EXERCISE DETAILS
Repeat the whole listing below, word for word.

# # #

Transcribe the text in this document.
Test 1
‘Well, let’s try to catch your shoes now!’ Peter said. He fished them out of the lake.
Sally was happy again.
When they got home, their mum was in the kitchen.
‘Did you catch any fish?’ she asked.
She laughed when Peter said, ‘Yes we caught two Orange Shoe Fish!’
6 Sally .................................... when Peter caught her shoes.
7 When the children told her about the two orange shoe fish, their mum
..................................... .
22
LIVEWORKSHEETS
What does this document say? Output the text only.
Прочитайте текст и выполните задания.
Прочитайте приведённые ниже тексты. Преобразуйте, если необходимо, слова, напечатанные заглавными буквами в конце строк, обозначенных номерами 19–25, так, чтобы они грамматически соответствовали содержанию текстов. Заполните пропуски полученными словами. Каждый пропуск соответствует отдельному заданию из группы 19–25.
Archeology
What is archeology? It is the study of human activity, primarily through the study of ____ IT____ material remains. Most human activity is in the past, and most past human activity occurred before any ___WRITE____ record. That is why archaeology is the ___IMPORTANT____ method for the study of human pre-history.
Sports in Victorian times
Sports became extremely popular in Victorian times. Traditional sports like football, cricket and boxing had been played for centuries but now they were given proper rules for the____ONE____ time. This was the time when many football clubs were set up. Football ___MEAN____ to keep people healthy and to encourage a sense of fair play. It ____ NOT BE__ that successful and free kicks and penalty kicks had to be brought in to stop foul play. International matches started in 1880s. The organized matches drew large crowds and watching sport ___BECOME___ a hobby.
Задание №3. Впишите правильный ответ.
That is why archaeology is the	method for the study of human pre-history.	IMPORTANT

# # #

RESPONSE TO THE EXERCISE
Transcribe the text in this document.
Test 1
‘Well, let’s try to catch your shoes now!’ Peter said. He fished them out of the lake.
Sally was happy again.
When they got home, their mum was in the kitchen.
‘Did you catch any fish?’ she asked.
She laughed when Peter said, ‘Yes we caught two Orange Shoe Fish!’
6 Sally .................................... when Peter caught her shoes.
7 When the children told her about the two orange shoe fish, their mum
..................................... .
22
LIVEWORKSHEETS
What does this document say? Output the text only.
Прочитайте текст и выполните задания.
Прочитайте приведённые ниже тексты. Преобразуйте, если необходимо, слова, напечатанные заглавными буквами в конце строк, обозначенных номерами 19–25, так, чтобы они грамматически соответствовали содержанию текстов. Заполните пропуски полученными словами. Каждый пропуск соответствует отдельному заданию из группы 19–25.
Archeology
What is archeology? It is the study of human activity, primarily through the study of ____ IT____ material remains. Most human activity is in the past, and most past human activity occurred before any ___WRITE____ record. That is why archaeology is the ___IMPORTANT____ method for the study of human pre-history.
Sports in Victorian times
Sports became extremely popular in Victorian times. Traditional sports like football, cricket and boxing had been played for centuries but now they were given proper rules for the____ONE____ time. This was the time when many football clubs were set up. Football ___MEAN____ to keep people healthy and to encourage a sense of fair play. It ____ NOT BE__ that successful and free kicks and penalty kicks had to be brought in to stop foul play. International matches started in 1880s. The organized matches drew large crowds and watching sport ___BECOME___ a hobby.
Задание №3. Впишите правильный ответ.
That is why archaeology is the	method for the study of human pre-history.	IMPORTANT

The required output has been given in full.